_RECORD EXTRACTS_:
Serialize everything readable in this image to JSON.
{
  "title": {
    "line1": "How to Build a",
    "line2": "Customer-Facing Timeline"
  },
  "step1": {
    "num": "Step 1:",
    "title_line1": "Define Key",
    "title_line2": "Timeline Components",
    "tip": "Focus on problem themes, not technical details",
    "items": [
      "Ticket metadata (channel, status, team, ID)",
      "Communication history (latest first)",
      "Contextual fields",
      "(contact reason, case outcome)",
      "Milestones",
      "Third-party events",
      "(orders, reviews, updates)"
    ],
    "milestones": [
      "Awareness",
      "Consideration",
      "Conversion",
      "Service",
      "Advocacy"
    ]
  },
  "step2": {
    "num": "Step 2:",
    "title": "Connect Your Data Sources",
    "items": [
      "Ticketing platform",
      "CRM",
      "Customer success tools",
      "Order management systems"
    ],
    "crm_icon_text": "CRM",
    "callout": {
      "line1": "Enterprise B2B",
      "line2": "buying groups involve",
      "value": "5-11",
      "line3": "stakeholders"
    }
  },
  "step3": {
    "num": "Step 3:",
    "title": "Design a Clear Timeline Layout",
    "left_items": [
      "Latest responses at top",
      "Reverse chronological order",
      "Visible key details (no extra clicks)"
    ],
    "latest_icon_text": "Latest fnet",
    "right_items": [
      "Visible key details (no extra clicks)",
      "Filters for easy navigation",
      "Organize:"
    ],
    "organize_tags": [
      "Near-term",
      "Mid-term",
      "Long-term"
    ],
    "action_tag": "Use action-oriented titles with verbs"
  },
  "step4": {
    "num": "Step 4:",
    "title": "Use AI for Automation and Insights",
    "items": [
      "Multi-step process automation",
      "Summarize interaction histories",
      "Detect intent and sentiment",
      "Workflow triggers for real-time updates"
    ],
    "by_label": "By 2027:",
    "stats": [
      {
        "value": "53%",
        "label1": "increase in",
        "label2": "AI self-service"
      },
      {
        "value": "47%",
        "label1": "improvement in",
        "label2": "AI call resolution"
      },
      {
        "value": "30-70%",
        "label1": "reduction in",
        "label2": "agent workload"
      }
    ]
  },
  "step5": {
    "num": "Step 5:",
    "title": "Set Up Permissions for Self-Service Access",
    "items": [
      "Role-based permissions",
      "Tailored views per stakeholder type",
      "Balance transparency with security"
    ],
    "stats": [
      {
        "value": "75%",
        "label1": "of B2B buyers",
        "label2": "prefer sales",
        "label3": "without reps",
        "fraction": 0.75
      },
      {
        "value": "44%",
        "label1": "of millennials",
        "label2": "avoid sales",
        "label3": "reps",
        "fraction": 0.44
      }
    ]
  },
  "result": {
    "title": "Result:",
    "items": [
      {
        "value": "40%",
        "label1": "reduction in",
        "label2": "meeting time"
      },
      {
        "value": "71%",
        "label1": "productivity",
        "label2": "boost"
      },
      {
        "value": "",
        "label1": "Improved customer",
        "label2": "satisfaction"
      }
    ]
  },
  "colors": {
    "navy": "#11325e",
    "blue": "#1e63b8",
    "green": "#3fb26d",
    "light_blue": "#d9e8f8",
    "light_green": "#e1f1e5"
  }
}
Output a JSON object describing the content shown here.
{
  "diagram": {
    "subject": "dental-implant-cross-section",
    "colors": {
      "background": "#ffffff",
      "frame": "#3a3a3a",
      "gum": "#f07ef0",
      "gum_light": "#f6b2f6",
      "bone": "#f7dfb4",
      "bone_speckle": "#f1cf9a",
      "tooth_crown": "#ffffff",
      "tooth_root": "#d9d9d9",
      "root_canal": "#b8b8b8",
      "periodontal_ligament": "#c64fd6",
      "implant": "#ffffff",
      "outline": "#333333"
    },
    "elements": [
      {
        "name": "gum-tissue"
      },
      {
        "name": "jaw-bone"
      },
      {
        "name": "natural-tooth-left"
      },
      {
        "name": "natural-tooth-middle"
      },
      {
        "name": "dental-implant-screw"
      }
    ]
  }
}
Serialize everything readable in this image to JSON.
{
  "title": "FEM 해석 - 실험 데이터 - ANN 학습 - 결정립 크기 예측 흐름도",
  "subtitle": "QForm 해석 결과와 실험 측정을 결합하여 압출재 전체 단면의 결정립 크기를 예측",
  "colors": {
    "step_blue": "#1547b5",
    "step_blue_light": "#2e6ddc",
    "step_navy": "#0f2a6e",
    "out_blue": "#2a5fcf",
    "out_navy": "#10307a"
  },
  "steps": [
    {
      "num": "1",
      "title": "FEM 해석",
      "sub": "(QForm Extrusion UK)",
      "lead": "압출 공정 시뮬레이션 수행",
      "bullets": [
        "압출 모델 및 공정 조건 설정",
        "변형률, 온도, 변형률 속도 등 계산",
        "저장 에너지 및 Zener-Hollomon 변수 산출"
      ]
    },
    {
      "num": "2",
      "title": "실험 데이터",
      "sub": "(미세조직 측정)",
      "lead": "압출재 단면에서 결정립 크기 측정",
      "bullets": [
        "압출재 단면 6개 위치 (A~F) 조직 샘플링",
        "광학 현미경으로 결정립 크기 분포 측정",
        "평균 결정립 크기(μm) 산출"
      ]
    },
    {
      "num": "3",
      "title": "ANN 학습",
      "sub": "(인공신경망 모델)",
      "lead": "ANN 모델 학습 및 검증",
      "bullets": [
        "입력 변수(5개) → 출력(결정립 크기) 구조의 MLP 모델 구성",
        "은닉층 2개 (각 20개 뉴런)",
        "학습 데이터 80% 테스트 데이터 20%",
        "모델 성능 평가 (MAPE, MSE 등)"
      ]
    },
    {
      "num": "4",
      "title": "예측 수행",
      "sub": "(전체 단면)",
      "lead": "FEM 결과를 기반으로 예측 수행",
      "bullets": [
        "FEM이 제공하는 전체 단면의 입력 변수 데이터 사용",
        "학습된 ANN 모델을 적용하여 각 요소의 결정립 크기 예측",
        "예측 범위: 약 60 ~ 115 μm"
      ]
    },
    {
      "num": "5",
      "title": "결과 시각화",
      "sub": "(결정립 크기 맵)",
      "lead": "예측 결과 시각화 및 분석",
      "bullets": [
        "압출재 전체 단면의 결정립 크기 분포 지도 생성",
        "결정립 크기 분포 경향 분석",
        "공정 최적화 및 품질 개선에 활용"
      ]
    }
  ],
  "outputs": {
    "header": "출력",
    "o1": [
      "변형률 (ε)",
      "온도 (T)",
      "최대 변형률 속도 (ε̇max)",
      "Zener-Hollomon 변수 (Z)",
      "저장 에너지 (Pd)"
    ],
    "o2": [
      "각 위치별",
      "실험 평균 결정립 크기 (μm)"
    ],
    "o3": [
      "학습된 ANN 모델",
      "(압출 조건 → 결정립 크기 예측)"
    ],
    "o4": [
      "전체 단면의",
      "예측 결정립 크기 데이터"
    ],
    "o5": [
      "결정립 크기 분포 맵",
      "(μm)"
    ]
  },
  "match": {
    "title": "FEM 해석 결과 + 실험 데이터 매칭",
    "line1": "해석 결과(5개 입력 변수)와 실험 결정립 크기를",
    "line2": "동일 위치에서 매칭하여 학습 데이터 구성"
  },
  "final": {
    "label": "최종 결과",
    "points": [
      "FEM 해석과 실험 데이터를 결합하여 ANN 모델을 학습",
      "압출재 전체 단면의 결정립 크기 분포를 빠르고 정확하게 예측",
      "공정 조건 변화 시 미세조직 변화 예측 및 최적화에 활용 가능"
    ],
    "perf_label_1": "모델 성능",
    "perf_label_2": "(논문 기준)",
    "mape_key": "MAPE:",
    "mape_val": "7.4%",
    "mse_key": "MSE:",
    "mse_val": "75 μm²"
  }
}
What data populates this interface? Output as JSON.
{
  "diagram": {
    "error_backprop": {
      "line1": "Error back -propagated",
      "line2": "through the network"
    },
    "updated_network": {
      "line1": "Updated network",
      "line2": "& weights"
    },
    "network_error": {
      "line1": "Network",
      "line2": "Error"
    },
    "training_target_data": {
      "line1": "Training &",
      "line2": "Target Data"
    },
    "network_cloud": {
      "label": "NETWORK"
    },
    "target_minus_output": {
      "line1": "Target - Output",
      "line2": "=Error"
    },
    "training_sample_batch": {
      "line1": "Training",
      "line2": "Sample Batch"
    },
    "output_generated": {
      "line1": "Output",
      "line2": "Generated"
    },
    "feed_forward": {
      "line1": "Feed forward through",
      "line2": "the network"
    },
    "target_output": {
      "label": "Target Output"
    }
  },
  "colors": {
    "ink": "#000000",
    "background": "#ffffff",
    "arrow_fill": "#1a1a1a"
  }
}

_TASK GOAL_: Look over the material above and show each line where "ffffff" appears.

_TASK OUTPUT_:
      "background": "#ffffff",
      "tooth_crown": "#ffffff",
      "implant": "#ffffff",
    "background": "#ffffff",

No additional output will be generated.